(Source data)
==*==

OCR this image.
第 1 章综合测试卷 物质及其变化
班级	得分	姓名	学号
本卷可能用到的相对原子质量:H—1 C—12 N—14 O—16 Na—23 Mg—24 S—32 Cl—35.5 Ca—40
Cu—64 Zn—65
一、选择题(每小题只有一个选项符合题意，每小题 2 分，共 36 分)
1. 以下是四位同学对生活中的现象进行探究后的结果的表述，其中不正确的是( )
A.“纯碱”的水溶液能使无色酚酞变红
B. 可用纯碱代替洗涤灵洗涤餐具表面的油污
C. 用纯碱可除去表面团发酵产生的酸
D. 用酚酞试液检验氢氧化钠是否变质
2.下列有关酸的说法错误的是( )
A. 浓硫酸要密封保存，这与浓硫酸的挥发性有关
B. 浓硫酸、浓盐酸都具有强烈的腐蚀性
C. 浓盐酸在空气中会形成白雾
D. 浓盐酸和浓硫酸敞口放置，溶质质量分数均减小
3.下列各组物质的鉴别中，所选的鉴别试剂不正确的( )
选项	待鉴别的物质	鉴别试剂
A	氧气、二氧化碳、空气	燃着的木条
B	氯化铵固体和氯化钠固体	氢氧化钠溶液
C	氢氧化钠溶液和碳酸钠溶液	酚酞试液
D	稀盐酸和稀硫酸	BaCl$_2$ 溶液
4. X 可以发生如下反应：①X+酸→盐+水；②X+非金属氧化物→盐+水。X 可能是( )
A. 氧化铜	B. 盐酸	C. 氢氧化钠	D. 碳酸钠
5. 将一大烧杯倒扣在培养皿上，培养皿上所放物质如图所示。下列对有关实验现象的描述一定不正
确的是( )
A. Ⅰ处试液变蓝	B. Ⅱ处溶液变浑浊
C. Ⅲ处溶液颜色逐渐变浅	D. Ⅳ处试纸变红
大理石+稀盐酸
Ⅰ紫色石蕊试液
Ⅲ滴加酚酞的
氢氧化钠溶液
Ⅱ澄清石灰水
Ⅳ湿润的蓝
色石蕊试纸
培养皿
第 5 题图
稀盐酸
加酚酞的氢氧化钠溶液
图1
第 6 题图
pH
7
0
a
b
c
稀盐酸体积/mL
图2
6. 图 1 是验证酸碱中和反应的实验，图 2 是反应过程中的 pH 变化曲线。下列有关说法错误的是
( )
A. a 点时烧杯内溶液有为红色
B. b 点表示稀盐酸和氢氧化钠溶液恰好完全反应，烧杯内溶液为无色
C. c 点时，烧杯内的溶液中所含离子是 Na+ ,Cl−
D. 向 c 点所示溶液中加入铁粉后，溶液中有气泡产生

==*==

■ **DIRECTIONS**
Restate the whole listing exactly, leaving out nothing.

■ **IN RESPONSE**
OCR this image.
第 1 章综合测试卷 物质及其变化
班级	得分	姓名	学号
本卷可能用到的相对原子质量:H—1 C—12 N—14 O—16 Na—23 Mg—24 S—32 Cl—35.5 Ca—40
Cu—64 Zn—65
一、选择题(每小题只有一个选项符合题意，每小题 2 分，共 36 分)
1. 以下是四位同学对生活中的现象进行探究后的结果的表述，其中不正确的是( )
A.“纯碱”的水溶液能使无色酚酞变红
B. 可用纯碱代替洗涤灵洗涤餐具表面的油污
C. 用纯碱可除去表面团发酵产生的酸
D. 用酚酞试液检验氢氧化钠是否变质
2.下列有关酸的说法错误的是( )
A. 浓硫酸要密封保存，这与浓硫酸的挥发性有关
B. 浓硫酸、浓盐酸都具有强烈的腐蚀性
C. 浓盐酸在空气中会形成白雾
D. 浓盐酸和浓硫酸敞口放置，溶质质量分数均减小
3.下列各组物质的鉴别中，所选的鉴别试剂不正确的( )
选项	待鉴别的物质	鉴别试剂
A	氧气、二氧化碳、空气	燃着的木条
B	氯化铵固体和氯化钠固体	氢氧化钠溶液
C	氢氧化钠溶液和碳酸钠溶液	酚酞试液
D	稀盐酸和稀硫酸	BaCl$_2$ 溶液
4. X 可以发生如下反应：①X+酸→盐+水；②X+非金属氧化物→盐+水。X 可能是( )
A. 氧化铜	B. 盐酸	C. 氢氧化钠	D. 碳酸钠
5. 将一大烧杯倒扣在培养皿上，培养皿上所放物质如图所示。下列对有关实验现象的描述一定不正
确的是( )
A. Ⅰ处试液变蓝	B. Ⅱ处溶液变浑浊
C. Ⅲ处溶液颜色逐渐变浅	D. Ⅳ处试纸变红
大理石+稀盐酸
Ⅰ紫色石蕊试液
Ⅲ滴加酚酞的
氢氧化钠溶液
Ⅱ澄清石灰水
Ⅳ湿润的蓝
色石蕊试纸
培养皿
第 5 题图
稀盐酸
加酚酞的氢氧化钠溶液
图1
第 6 题图
pH
7
0
a
b
c
稀盐酸体积/mL
图2
6. 图 1 是验证酸碱中和反应的实验，图 2 是反应过程中的 pH 变化曲线。下列有关说法错误的是
( )
A. a 点时烧杯内溶液有为红色
B. b 点表示稀盐酸和氢氧化钠溶液恰好完全反应，烧杯内溶液为无色
C. c 点时，烧杯内的溶液中所含离子是 Na+ ,Cl−
D. 向 c 点所示溶液中加入铁粉后，溶液中有气泡产生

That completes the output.